**Problem to work on**
All of the material below is to be restated word for word, apart from the pictures.

· · · · ·

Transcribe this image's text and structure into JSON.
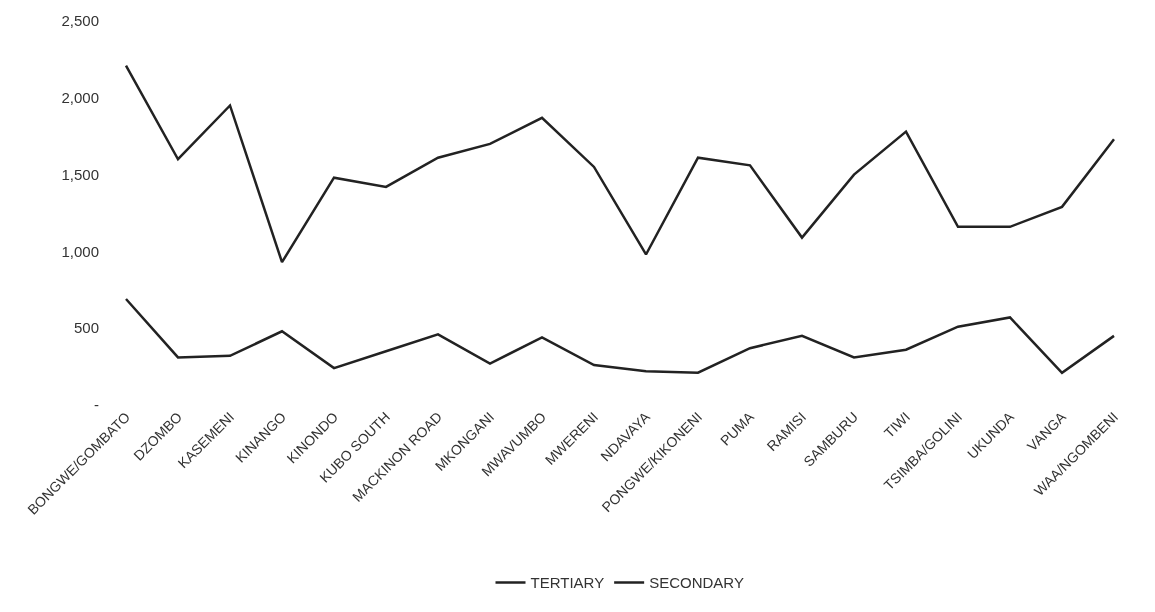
{
  "chart_data": {
    "type": "line",
    "categories": [
      "BONGWE/GOMBATO",
      "DZOMBO",
      "KASEMENI",
      "KINANGO",
      "KINONDO",
      "KUBO SOUTH",
      "MACKINON ROAD",
      "MKONGANI",
      "MWAVUMBO",
      "MWERENI",
      "NDAVAYA",
      "PONGWE/KIKONENI",
      "PUMA",
      "RAMISI",
      "SAMBURU",
      "TIWI",
      "TSIMBA/GOLINI",
      "UKUNDA",
      "VANGA",
      "WAA/NGOMBENI"
    ],
    "series": [
      {
        "name": "TERTIARY",
        "color": "#222222",
        "values": [
          690,
          310,
          320,
          480,
          240,
          350,
          460,
          270,
          440,
          260,
          220,
          210,
          370,
          450,
          310,
          360,
          510,
          570,
          210,
          450
        ]
      },
      {
        "name": "SECONDARY",
        "color": "#222222",
        "values": [
          2210,
          1600,
          1950,
          930,
          1480,
          1420,
          1610,
          1700,
          1870,
          1550,
          980,
          1610,
          1560,
          1090,
          1500,
          1780,
          1160,
          1160,
          1290,
          1730
        ]
      }
    ],
    "ylim": [
      0,
      2500
    ],
    "yticks": [
      {
        "value": 0,
        "label": "-"
      },
      {
        "value": 500,
        "label": "500"
      },
      {
        "value": 1000,
        "label": "1,000"
      },
      {
        "value": 1500,
        "label": "1,500"
      },
      {
        "value": 2000,
        "label": "2,000"
      },
      {
        "value": 2500,
        "label": "2,500"
      }
    ],
    "legend": "bottom",
    "marker": "none",
    "line_style": "solid"
  }
}
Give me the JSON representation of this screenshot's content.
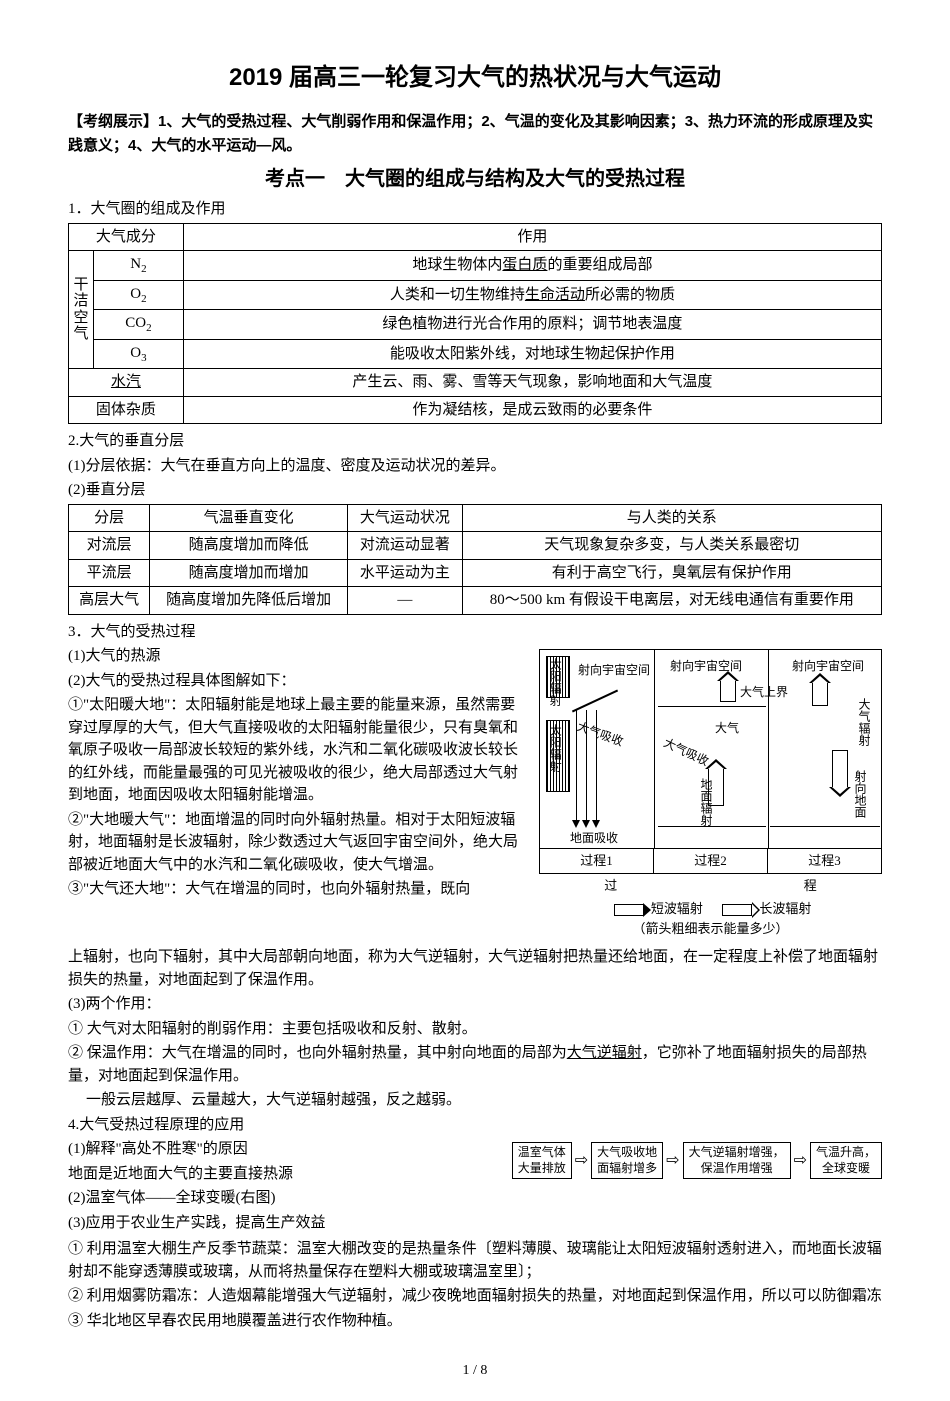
{
  "title": "2019 届高三一轮复习大气的热状况与大气运动",
  "exam_outline": "【考纲展示】1、大气的受热过程、大气削弱作用和保温作用；2、气温的变化及其影响因素；3、热力环流的形成原理及实践意义；4、大气的水平运动—风。",
  "section1_title": "考点一　大气圈的组成与结构及大气的受热过程",
  "p1": "1．大气圈的组成及作用",
  "table1": {
    "head": [
      "大气成分",
      "作用"
    ],
    "group_label": "干洁空气",
    "rows": [
      {
        "comp": "N₂",
        "use": "地球生物体内蛋白质的重要组成局部",
        "u": true
      },
      {
        "comp": "O₂",
        "use": "人类和一切生物维持生命活动所必需的物质",
        "u": true
      },
      {
        "comp": "CO₂",
        "use": "绿色植物进行光合作用的原料；调节地表温度"
      },
      {
        "comp": "O₃",
        "use": "能吸收太阳紫外线，对地球生物起保护作用"
      }
    ],
    "row5": {
      "comp": "水汽",
      "use": "产生云、雨、雾、雪等天气现象，影响地面和大气温度"
    },
    "row6": {
      "comp": "固体杂质",
      "use": "作为凝结核，是成云致雨的必要条件"
    }
  },
  "p2a": "2.大气的垂直分层",
  "p2b": "(1)分层依据：大气在垂直方向上的温度、密度及运动状况的差异。",
  "p2c": "(2)垂直分层",
  "table2": {
    "head": [
      "分层",
      "气温垂直变化",
      "大气运动状况",
      "与人类的关系"
    ],
    "rows": [
      [
        "对流层",
        "随高度增加而降低",
        "对流运动显著",
        "天气现象复杂多变，与人类关系最密切"
      ],
      [
        "平流层",
        "随高度增加而增加",
        "水平运动为主",
        "有利于高空飞行，臭氧层有保护作用"
      ],
      [
        "高层大气",
        "随高度增加先降低后增加",
        "—",
        "80～500 km 有假设干电离层，对无线电通信有重要作用"
      ]
    ]
  },
  "p3": "3．大气的受热过程",
  "p3a": "(1)大气的热源",
  "p3b": "(2)大气的受热过程具体图解如下：",
  "p3c": "①\"太阳暖大地\"：太阳辐射能是地球上最主要的能量来源，虽然需要穿过厚厚的大气，但大气直接吸收的太阳辐射能量很少，只有臭氧和氧原子吸收一局部波长较短的紫外线，水汽和二氧化碳吸收波长较长的红外线，而能量最强的可见光被吸收的很少，绝大局部透过大气射到地面，地面因吸收太阳辐射能增温。",
  "p3d": "②\"大地暖大气\"：地面增温的同时向外辐射热量。相对于太阳短波辐射，地面辐射是长波辐射，除少数透过大气返回宇宙空间外，绝大局部被近地面大气中的水汽和二氧化碳吸收，使大气增温。",
  "p3e": "③\"大气还大地\"：大气在增温的同时，也向外辐射热量，既向",
  "p3f": "上辐射，也向下辐射，其中大局部朝向地面，称为大气逆辐射，大气逆辐射把热量还给地面，在一定程度上补偿了地面辐射损失的热量，对地面起到了保温作用。",
  "p3g": "(3)两个作用：",
  "p3h": "① 大气对太阳辐射的削弱作用：主要包括吸收和反射、散射。",
  "p3i_a": "② 保温作用：大气在增温的同时，也向外辐射热量，其中射向地面的局部为",
  "p3i_u": "大气逆辐射",
  "p3i_b": "，它弥补了地面辐射损失的局部热量，对地面起到保温作用。",
  "p3j": "一般云层越厚、云量越大，大气逆辐射越强，反之越弱。",
  "p4": "4.大气受热过程原理的应用",
  "p4a": "(1)解释\"高处不胜寒\"的原因",
  "p4b": "地面是近地面大气的主要直接热源",
  "p4c": "(2)温室气体——全球变暖(右图)",
  "p4d": "(3)应用于农业生产实践，提高生产效益",
  "p4e": "① 利用温室大棚生产反季节蔬菜：温室大棚改变的是热量条件〔塑料薄膜、玻璃能让太阳短波辐射透射进入，而地面长波辐射却不能穿透薄膜或玻璃，从而将热量保存在塑料大棚或玻璃温室里〕；",
  "p4f": "② 利用烟雾防霜冻：人造烟幕能增强大气逆辐射，减少夜晚地面辐射损失的热量，对地面起到保温作用，所以可以防御霜冻",
  "p4g": "③ 华北地区早春农民用地膜覆盖进行农作物种植。",
  "diagram": {
    "proc1": "过程1",
    "proc2": "过程2",
    "proc3": "过程3",
    "legend_short": "短波辐射",
    "legend_long": "长波辐射",
    "legend_sub": "（箭头粗细表示能量多少）",
    "labels": {
      "sun": "太阳辐射",
      "to_space1": "射向宇宙空间",
      "to_space2": "射向宇宙空间",
      "to_space3": "射向宇宙空间",
      "atm_top": "大气上界",
      "atm": "大气",
      "ground_absorb": "地面吸收",
      "ground_rad": "地面辐射",
      "atm_absorb": "大气吸收",
      "atm_rad": "大气辐射",
      "to_ground": "射向地面",
      "process": "过程",
      "guo": "过"
    }
  },
  "flow": {
    "b1": "温室气体\n大量排放",
    "b2": "大气吸收地\n面辐射增多",
    "b3": "大气逆辐射增强，\n保温作用增强",
    "b4": "气温升高，\n全球变暖"
  },
  "footer": "1 / 8"
}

· · · · ·

**Finished task**
Transcribe this image's text and structure into JSON.
{
  "chart_data": {
    "type": "line",
    "categories": [
      "BONGWE/GOMBATO",
      "DZOMBO",
      "KASEMENI",
      "KINANGO",
      "KINONDO",
      "KUBO SOUTH",
      "MACKINON ROAD",
      "MKONGANI",
      "MWAVUMBO",
      "MWERENI",
      "NDAVAYA",
      "PONGWE/KIKONENI",
      "PUMA",
      "RAMISI",
      "SAMBURU",
      "TIWI",
      "TSIMBA/GOLINI",
      "UKUNDA",
      "VANGA",
      "WAA/NGOMBENI"
    ],
    "series": [
      {
        "name": "TERTIARY",
        "color": "#222222",
        "values": [
          690,
          310,
          320,
          480,
          240,
          350,
          460,
          270,
          440,
          260,
          220,
          210,
          370,
          450,
          310,
          360,
          510,
          570,
          210,
          450
        ]
      },
      {
        "name": "SECONDARY",
        "color": "#222222",
        "values": [
          2210,
          1600,
          1950,
          930,
          1480,
          1420,
          1610,
          1700,
          1870,
          1550,
          980,
          1610,
          1560,
          1090,
          1500,
          1780,
          1160,
          1160,
          1290,
          1730
        ]
      }
    ],
    "ylim": [
      0,
      2500
    ],
    "yticks": [
      {
        "value": 0,
        "label": "-"
      },
      {
        "value": 500,
        "label": "500"
      },
      {
        "value": 1000,
        "label": "1,000"
      },
      {
        "value": 1500,
        "label": "1,500"
      },
      {
        "value": 2000,
        "label": "2,000"
      },
      {
        "value": 2500,
        "label": "2,500"
      }
    ],
    "legend": "bottom",
    "marker": "none",
    "line_style": "solid"
  }
}
Give me the JSON representation of this screenshot's content.
{
  "title": "2019 届高三一轮复习大气的热状况与大气运动",
  "exam_outline": "【考纲展示】1、大气的受热过程、大气削弱作用和保温作用；2、气温的变化及其影响因素；3、热力环流的形成原理及实践意义；4、大气的水平运动—风。",
  "section1_title": "考点一　大气圈的组成与结构及大气的受热过程",
  "p1": "1．大气圈的组成及作用",
  "table1": {
    "head": [
      "大气成分",
      "作用"
    ],
    "group_label": "干洁空气",
    "rows": [
      {
        "comp": "N₂",
        "use": "地球生物体内蛋白质的重要组成局部",
        "u": true
      },
      {
        "comp": "O₂",
        "use": "人类和一切生物维持生命活动所必需的物质",
        "u": true
      },
      {
        "comp": "CO₂",
        "use": "绿色植物进行光合作用的原料；调节地表温度"
      },
      {
        "comp": "O₃",
        "use": "能吸收太阳紫外线，对地球生物起保护作用"
      }
    ],
    "row5": {
      "comp": "水汽",
      "use": "产生云、雨、雾、雪等天气现象，影响地面和大气温度"
    },
    "row6": {
      "comp": "固体杂质",
      "use": "作为凝结核，是成云致雨的必要条件"
    }
  },
  "p2a": "2.大气的垂直分层",
  "p2b": "(1)分层依据：大气在垂直方向上的温度、密度及运动状况的差异。",
  "p2c": "(2)垂直分层",
  "table2": {
    "head": [
      "分层",
      "气温垂直变化",
      "大气运动状况",
      "与人类的关系"
    ],
    "rows": [
      [
        "对流层",
        "随高度增加而降低",
        "对流运动显著",
        "天气现象复杂多变，与人类关系最密切"
      ],
      [
        "平流层",
        "随高度增加而增加",
        "水平运动为主",
        "有利于高空飞行，臭氧层有保护作用"
      ],
      [
        "高层大气",
        "随高度增加先降低后增加",
        "—",
        "80～500 km 有假设干电离层，对无线电通信有重要作用"
      ]
    ]
  },
  "p3": "3．大气的受热过程",
  "p3a": "(1)大气的热源",
  "p3b": "(2)大气的受热过程具体图解如下：",
  "p3c": "①\"太阳暖大地\"：太阳辐射能是地球上最主要的能量来源，虽然需要穿过厚厚的大气，但大气直接吸收的太阳辐射能量很少，只有臭氧和氧原子吸收一局部波长较短的紫外线，水汽和二氧化碳吸收波长较长的红外线，而能量最强的可见光被吸收的很少，绝大局部透过大气射到地面，地面因吸收太阳辐射能增温。",
  "p3d": "②\"大地暖大气\"：地面增温的同时向外辐射热量。相对于太阳短波辐射，地面辐射是长波辐射，除少数透过大气返回宇宙空间外，绝大局部被近地面大气中的水汽和二氧化碳吸收，使大气增温。",
  "p3e": "③\"大气还大地\"：大气在增温的同时，也向外辐射热量，既向",
  "p3f": "上辐射，也向下辐射，其中大局部朝向地面，称为大气逆辐射，大气逆辐射把热量还给地面，在一定程度上补偿了地面辐射损失的热量，对地面起到了保温作用。",
  "p3g": "(3)两个作用：",
  "p3h": "① 大气对太阳辐射的削弱作用：主要包括吸收和反射、散射。",
  "p3i_a": "② 保温作用：大气在增温的同时，也向外辐射热量，其中射向地面的局部为",
  "p3i_u": "大气逆辐射",
  "p3i_b": "，它弥补了地面辐射损失的局部热量，对地面起到保温作用。",
  "p3j": "一般云层越厚、云量越大，大气逆辐射越强，反之越弱。",
  "p4": "4.大气受热过程原理的应用",
  "p4a": "(1)解释\"高处不胜寒\"的原因",
  "p4b": "地面是近地面大气的主要直接热源",
  "p4c": "(2)温室气体——全球变暖(右图)",
  "p4d": "(3)应用于农业生产实践，提高生产效益",
  "p4e": "① 利用温室大棚生产反季节蔬菜：温室大棚改变的是热量条件〔塑料薄膜、玻璃能让太阳短波辐射透射进入，而地面长波辐射却不能穿透薄膜或玻璃，从而将热量保存在塑料大棚或玻璃温室里〕；",
  "p4f": "② 利用烟雾防霜冻：人造烟幕能增强大气逆辐射，减少夜晚地面辐射损失的热量，对地面起到保温作用，所以可以防御霜冻",
  "p4g": "③ 华北地区早春农民用地膜覆盖进行农作物种植。",
  "diagram": {
    "proc1": "过程1",
    "proc2": "过程2",
    "proc3": "过程3",
    "legend_short": "短波辐射",
    "legend_long": "长波辐射",
    "legend_sub": "（箭头粗细表示能量多少）",
    "labels": {
      "sun": "太阳辐射",
      "to_space1": "射向宇宙空间",
      "to_space2": "射向宇宙空间",
      "to_space3": "射向宇宙空间",
      "atm_top": "大气上界",
      "atm": "大气",
      "ground_absorb": "地面吸收",
      "ground_rad": "地面辐射",
      "atm_absorb": "大气吸收",
      "atm_rad": "大气辐射",
      "to_ground": "射向地面",
      "process": "过程",
      "guo": "过"
    }
  },
  "flow": {
    "b1": "温室气体\n大量排放",
    "b2": "大气吸收地\n面辐射增多",
    "b3": "大气逆辐射增强，\n保温作用增强",
    "b4": "气温升高，\n全球变暖"
  },
  "footer": "1 / 8"
}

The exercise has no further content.